Exercise objective:
Print out the entries below with no edits.

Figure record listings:
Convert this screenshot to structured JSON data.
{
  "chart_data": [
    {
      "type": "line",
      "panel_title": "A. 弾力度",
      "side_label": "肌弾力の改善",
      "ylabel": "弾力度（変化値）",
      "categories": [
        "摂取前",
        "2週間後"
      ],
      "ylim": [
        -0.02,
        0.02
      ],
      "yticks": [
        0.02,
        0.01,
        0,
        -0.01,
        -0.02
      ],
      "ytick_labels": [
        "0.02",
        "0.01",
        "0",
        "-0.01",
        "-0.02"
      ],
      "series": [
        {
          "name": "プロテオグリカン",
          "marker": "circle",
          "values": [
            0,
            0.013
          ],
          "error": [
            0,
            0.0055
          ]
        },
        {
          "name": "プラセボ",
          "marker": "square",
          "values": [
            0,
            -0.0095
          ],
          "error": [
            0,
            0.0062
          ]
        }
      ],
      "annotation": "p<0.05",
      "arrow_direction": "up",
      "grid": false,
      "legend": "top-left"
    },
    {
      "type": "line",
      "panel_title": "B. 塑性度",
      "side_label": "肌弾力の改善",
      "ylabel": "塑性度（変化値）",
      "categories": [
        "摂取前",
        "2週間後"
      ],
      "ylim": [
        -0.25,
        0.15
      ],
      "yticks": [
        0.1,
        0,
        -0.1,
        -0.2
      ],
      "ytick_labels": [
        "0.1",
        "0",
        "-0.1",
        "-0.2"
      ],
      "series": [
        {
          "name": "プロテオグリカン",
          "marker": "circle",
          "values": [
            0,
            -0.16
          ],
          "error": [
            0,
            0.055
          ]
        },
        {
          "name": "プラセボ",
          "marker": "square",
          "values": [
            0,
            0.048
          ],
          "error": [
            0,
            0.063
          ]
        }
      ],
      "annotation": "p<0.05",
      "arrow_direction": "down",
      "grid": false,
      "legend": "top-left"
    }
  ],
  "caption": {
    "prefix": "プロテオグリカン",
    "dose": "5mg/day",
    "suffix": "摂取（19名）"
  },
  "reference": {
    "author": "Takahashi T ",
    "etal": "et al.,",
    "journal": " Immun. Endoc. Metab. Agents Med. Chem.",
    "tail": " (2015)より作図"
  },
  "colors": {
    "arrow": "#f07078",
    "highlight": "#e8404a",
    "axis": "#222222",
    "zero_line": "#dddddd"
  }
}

Answer to this task:
Convert this screenshot to structured JSON data.
{
  "chart_data": [
    {
      "type": "line",
      "panel_title": "A. 弾力度",
      "side_label": "肌弾力の改善",
      "ylabel": "弾力度（変化値）",
      "categories": [
        "摂取前",
        "2週間後"
      ],
      "ylim": [
        -0.02,
        0.02
      ],
      "yticks": [
        0.02,
        0.01,
        0,
        -0.01,
        -0.02
      ],
      "ytick_labels": [
        "0.02",
        "0.01",
        "0",
        "-0.01",
        "-0.02"
      ],
      "series": [
        {
          "name": "プロテオグリカン",
          "marker": "circle",
          "values": [
            0,
            0.013
          ],
          "error": [
            0,
            0.0055
          ]
        },
        {
          "name": "プラセボ",
          "marker": "square",
          "values": [
            0,
            -0.0095
          ],
          "error": [
            0,
            0.0062
          ]
        }
      ],
      "annotation": "p<0.05",
      "arrow_direction": "up",
      "grid": false,
      "legend": "top-left"
    },
    {
      "type": "line",
      "panel_title": "B. 塑性度",
      "side_label": "肌弾力の改善",
      "ylabel": "塑性度（変化値）",
      "categories": [
        "摂取前",
        "2週間後"
      ],
      "ylim": [
        -0.25,
        0.15
      ],
      "yticks": [
        0.1,
        0,
        -0.1,
        -0.2
      ],
      "ytick_labels": [
        "0.1",
        "0",
        "-0.1",
        "-0.2"
      ],
      "series": [
        {
          "name": "プロテオグリカン",
          "marker": "circle",
          "values": [
            0,
            -0.16
          ],
          "error": [
            0,
            0.055
          ]
        },
        {
          "name": "プラセボ",
          "marker": "square",
          "values": [
            0,
            0.048
          ],
          "error": [
            0,
            0.063
          ]
        }
      ],
      "annotation": "p<0.05",
      "arrow_direction": "down",
      "grid": false,
      "legend": "top-left"
    }
  ],
  "caption": {
    "prefix": "プロテオグリカン",
    "dose": "5mg/day",
    "suffix": "摂取（19名）"
  },
  "reference": {
    "author": "Takahashi T ",
    "etal": "et al.,",
    "journal": " Immun. Endoc. Metab. Agents Med. Chem.",
    "tail": " (2015)より作図"
  },
  "colors": {
    "arrow": "#f07078",
    "highlight": "#e8404a",
    "axis": "#222222",
    "zero_line": "#dddddd"
  }
}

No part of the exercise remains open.